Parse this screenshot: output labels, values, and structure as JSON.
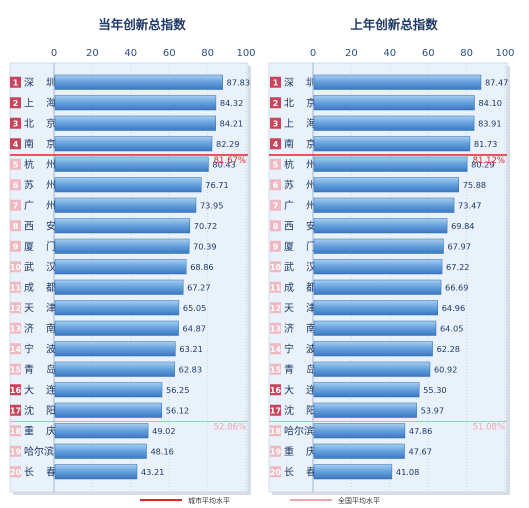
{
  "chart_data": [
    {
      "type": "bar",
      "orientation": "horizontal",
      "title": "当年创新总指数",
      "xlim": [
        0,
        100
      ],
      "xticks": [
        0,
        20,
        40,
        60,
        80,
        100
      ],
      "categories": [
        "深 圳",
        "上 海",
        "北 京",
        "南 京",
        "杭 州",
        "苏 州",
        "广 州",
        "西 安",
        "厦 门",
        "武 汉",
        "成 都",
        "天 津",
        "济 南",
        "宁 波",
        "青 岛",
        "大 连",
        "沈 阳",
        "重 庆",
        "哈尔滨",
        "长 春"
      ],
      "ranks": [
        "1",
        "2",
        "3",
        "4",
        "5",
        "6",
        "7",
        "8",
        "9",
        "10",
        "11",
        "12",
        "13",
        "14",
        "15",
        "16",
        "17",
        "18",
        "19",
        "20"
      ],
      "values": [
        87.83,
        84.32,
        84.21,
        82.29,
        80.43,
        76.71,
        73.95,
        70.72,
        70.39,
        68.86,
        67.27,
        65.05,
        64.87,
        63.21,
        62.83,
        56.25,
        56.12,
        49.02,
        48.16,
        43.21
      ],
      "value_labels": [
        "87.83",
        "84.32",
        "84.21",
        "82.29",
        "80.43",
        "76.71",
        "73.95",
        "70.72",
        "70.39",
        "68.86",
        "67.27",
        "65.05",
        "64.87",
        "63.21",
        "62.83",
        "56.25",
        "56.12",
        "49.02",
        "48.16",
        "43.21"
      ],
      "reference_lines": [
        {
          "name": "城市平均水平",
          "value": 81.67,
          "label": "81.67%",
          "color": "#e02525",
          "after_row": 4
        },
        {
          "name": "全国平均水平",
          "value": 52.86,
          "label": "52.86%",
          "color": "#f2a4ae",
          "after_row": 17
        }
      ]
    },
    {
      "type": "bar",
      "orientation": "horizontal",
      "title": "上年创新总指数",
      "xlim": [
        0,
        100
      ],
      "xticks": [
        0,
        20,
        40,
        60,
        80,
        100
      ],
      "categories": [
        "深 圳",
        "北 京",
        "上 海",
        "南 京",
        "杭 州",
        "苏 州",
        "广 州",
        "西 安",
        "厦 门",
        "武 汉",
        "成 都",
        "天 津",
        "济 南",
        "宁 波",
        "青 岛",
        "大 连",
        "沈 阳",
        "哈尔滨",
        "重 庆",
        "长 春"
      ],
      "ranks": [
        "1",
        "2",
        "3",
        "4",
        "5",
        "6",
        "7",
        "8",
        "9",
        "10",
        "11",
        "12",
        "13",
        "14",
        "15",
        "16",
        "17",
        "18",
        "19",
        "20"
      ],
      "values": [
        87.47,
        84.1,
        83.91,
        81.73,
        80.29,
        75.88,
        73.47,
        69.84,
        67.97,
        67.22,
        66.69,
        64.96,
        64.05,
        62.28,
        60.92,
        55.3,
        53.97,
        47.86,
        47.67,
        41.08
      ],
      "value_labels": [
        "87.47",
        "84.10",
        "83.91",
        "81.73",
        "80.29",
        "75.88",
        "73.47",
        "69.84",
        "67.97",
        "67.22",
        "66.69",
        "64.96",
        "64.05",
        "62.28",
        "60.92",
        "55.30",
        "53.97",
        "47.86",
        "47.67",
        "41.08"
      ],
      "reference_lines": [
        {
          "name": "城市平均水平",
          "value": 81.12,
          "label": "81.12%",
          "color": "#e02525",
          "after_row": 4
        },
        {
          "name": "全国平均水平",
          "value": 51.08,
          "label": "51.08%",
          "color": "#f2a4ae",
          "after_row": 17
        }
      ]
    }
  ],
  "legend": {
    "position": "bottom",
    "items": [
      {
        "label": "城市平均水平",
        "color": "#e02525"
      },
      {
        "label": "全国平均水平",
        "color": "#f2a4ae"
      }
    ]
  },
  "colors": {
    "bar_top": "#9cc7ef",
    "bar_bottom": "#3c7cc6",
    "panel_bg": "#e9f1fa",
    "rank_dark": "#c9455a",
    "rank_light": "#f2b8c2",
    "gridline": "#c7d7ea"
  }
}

What is asked - Leave out the pictures and restate everything else word for word.

Output for this task -
Parse this screenshot: output labels, values, and structure as JSON.
{
  "chart_data": [
    {
      "type": "bar",
      "orientation": "horizontal",
      "title": "当年创新总指数",
      "xlim": [
        0,
        100
      ],
      "xticks": [
        0,
        20,
        40,
        60,
        80,
        100
      ],
      "categories": [
        "深 圳",
        "上 海",
        "北 京",
        "南 京",
        "杭 州",
        "苏 州",
        "广 州",
        "西 安",
        "厦 门",
        "武 汉",
        "成 都",
        "天 津",
        "济 南",
        "宁 波",
        "青 岛",
        "大 连",
        "沈 阳",
        "重 庆",
        "哈尔滨",
        "长 春"
      ],
      "ranks": [
        "1",
        "2",
        "3",
        "4",
        "5",
        "6",
        "7",
        "8",
        "9",
        "10",
        "11",
        "12",
        "13",
        "14",
        "15",
        "16",
        "17",
        "18",
        "19",
        "20"
      ],
      "values": [
        87.83,
        84.32,
        84.21,
        82.29,
        80.43,
        76.71,
        73.95,
        70.72,
        70.39,
        68.86,
        67.27,
        65.05,
        64.87,
        63.21,
        62.83,
        56.25,
        56.12,
        49.02,
        48.16,
        43.21
      ],
      "value_labels": [
        "87.83",
        "84.32",
        "84.21",
        "82.29",
        "80.43",
        "76.71",
        "73.95",
        "70.72",
        "70.39",
        "68.86",
        "67.27",
        "65.05",
        "64.87",
        "63.21",
        "62.83",
        "56.25",
        "56.12",
        "49.02",
        "48.16",
        "43.21"
      ],
      "reference_lines": [
        {
          "name": "城市平均水平",
          "value": 81.67,
          "label": "81.67%",
          "color": "#e02525",
          "after_row": 4
        },
        {
          "name": "全国平均水平",
          "value": 52.86,
          "label": "52.86%",
          "color": "#f2a4ae",
          "after_row": 17
        }
      ]
    },
    {
      "type": "bar",
      "orientation": "horizontal",
      "title": "上年创新总指数",
      "xlim": [
        0,
        100
      ],
      "xticks": [
        0,
        20,
        40,
        60,
        80,
        100
      ],
      "categories": [
        "深 圳",
        "北 京",
        "上 海",
        "南 京",
        "杭 州",
        "苏 州",
        "广 州",
        "西 安",
        "厦 门",
        "武 汉",
        "成 都",
        "天 津",
        "济 南",
        "宁 波",
        "青 岛",
        "大 连",
        "沈 阳",
        "哈尔滨",
        "重 庆",
        "长 春"
      ],
      "ranks": [
        "1",
        "2",
        "3",
        "4",
        "5",
        "6",
        "7",
        "8",
        "9",
        "10",
        "11",
        "12",
        "13",
        "14",
        "15",
        "16",
        "17",
        "18",
        "19",
        "20"
      ],
      "values": [
        87.47,
        84.1,
        83.91,
        81.73,
        80.29,
        75.88,
        73.47,
        69.84,
        67.97,
        67.22,
        66.69,
        64.96,
        64.05,
        62.28,
        60.92,
        55.3,
        53.97,
        47.86,
        47.67,
        41.08
      ],
      "value_labels": [
        "87.47",
        "84.10",
        "83.91",
        "81.73",
        "80.29",
        "75.88",
        "73.47",
        "69.84",
        "67.97",
        "67.22",
        "66.69",
        "64.96",
        "64.05",
        "62.28",
        "60.92",
        "55.30",
        "53.97",
        "47.86",
        "47.67",
        "41.08"
      ],
      "reference_lines": [
        {
          "name": "城市平均水平",
          "value": 81.12,
          "label": "81.12%",
          "color": "#e02525",
          "after_row": 4
        },
        {
          "name": "全国平均水平",
          "value": 51.08,
          "label": "51.08%",
          "color": "#f2a4ae",
          "after_row": 17
        }
      ]
    }
  ],
  "legend": {
    "position": "bottom",
    "items": [
      {
        "label": "城市平均水平",
        "color": "#e02525"
      },
      {
        "label": "全国平均水平",
        "color": "#f2a4ae"
      }
    ]
  },
  "colors": {
    "bar_top": "#9cc7ef",
    "bar_bottom": "#3c7cc6",
    "panel_bg": "#e9f1fa",
    "rank_dark": "#c9455a",
    "rank_light": "#f2b8c2",
    "gridline": "#c7d7ea"
  }
}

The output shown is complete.